= WORK TO COMPLETE =
Set down, word for word, the full research project description on oral communication in monastic communities.

= SOURCE DOCUMENT =
******
The aim of the research project is to assess the role of unwritten forms of communication -with due regard to oral media - in monastic communities between the tenth and the late twelfth centuries. Although literate behaviour was an indispensable part of education and monastic life in the early medieval period, members of such communities exchanged considerable amounts of information for which no written media were deemed necessary. During the transitional period of the tenth to twelfth centuries, the increasing impact of written communication in society ensured that a large number of oral traditions regarding the history of monastic groups, the biographies of saints, the administration of the abbey as an institution and the relations of monks with outsiders did make the transition into written media.

Close analysis of the written sources reveals, however, that oral modes of interaction and transmission of historical information continued to flourish and that documents did not serve as a substitute for oral modes of social interaction. With the aid of recent anthropological and linguistic theories of orality and literacy, the proposed research project aims to investigate the relation between social change and preferential changes regarding communicative media. In previous studies, Vanderputten has argued that the function of literacy in this age was both direct (geared towards immediately perceptible goals such as administration, ritual purposes, etc.) and indirect (conferring status and leading to the differentiation from other groups in society), but that it always served very specific purposes and that the choice to use either oral or written media was linked to strategic communicative preferences. The notion of strategic communicative preferences in many ways counters some of the arguments of Carruthers (1993) and Coleman (1992), whose discussions of monastic memory disregarded the flexibility of such groups in dealing with information in day-to-day contexts. It is our intention to study the contexts in which oral communication was preferred above its written counterpart, and to determine the motivations of monastic communities to do so. The use of comparative research methods will be instrumental in testing the (universal or particular) nature of these contexts.
******
(Document understanding data)
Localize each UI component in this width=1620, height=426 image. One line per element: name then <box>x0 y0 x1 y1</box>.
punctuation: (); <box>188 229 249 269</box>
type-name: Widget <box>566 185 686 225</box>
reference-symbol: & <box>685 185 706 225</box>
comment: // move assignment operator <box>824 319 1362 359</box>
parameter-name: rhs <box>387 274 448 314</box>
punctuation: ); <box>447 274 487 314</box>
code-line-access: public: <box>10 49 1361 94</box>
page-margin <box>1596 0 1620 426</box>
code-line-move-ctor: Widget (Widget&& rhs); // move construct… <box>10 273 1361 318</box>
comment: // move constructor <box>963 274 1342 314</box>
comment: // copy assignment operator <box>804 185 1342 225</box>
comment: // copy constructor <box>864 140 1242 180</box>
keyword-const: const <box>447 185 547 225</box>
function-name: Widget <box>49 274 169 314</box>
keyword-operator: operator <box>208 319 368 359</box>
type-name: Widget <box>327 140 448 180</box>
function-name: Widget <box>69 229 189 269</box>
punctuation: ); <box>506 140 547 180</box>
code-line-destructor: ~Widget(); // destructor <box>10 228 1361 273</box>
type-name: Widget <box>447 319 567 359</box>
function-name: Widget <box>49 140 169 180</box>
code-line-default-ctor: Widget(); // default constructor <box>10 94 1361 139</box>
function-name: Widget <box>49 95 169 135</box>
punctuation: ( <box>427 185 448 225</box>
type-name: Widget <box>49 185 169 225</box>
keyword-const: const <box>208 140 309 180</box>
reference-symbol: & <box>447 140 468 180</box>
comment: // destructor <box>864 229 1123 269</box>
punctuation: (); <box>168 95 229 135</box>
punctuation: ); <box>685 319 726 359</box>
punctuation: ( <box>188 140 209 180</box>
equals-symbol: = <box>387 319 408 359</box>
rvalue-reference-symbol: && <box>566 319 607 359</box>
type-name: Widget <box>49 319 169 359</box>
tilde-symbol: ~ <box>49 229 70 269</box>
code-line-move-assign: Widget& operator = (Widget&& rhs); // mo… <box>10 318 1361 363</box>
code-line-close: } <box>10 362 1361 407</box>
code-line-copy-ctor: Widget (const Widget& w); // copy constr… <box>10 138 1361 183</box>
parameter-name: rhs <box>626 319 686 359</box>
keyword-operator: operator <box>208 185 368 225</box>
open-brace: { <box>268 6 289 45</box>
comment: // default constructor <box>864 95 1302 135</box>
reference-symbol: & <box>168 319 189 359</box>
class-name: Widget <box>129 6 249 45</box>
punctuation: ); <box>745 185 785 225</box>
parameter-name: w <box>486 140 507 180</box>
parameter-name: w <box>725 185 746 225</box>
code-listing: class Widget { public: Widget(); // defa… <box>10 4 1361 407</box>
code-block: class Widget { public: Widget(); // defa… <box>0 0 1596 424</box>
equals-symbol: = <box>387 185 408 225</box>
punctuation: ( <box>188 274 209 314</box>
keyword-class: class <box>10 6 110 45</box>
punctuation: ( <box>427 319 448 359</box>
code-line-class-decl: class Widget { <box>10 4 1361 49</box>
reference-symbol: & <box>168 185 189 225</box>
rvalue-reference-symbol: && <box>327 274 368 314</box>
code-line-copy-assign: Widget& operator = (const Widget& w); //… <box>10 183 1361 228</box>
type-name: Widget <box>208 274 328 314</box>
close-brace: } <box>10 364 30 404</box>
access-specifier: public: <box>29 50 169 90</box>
******
= OUTPUT BELOW =
The aim of the research project is to assess the role of unwritten forms of communication -with due regard to oral media - in monastic communities between the tenth and the late twelfth centuries. Although literate behaviour was an indispensable part of education and monastic life in the early medieval period, members of such communities exchanged considerable amounts of information for which no written media were deemed necessary. During the transitional period of the tenth to twelfth centuries, the increasing impact of written communication in society ensured that a large number of oral traditions regarding the history of monastic groups, the biographies of saints, the administration of the abbey as an institution and the relations of monks with outsiders did make the transition into written media.

Close analysis of the written sources reveals, however, that oral modes of interaction and transmission of historical information continued to flourish and that documents did not serve as a substitute for oral modes of social interaction. With the aid of recent anthropological and linguistic theories of orality and literacy, the proposed research project aims to investigate the relation between social change and preferential changes regarding communicative media. In previous studies, Vanderputten has argued that the function of literacy in this age was both direct (geared towards immediately perceptible goals such as administration, ritual purposes, etc.) and indirect (conferring status and leading to the differentiation from other groups in society), but that it always served very specific purposes and that the choice to use either oral or written media was linked to strategic communicative preferences. The notion of strategic communicative preferences in many ways counters some of the arguments of Carruthers (1993) and Coleman (1992), whose discussions of monastic memory disregarded the flexibility of such groups in dealing with information in day-to-day contexts. It is our intention to study the contexts in which oral communication was preferred above its written counterpart, and to determine the motivations of monastic communities to do so. The use of comparative research methods will be instrumental in testing the (universal or particular) nature of these contexts.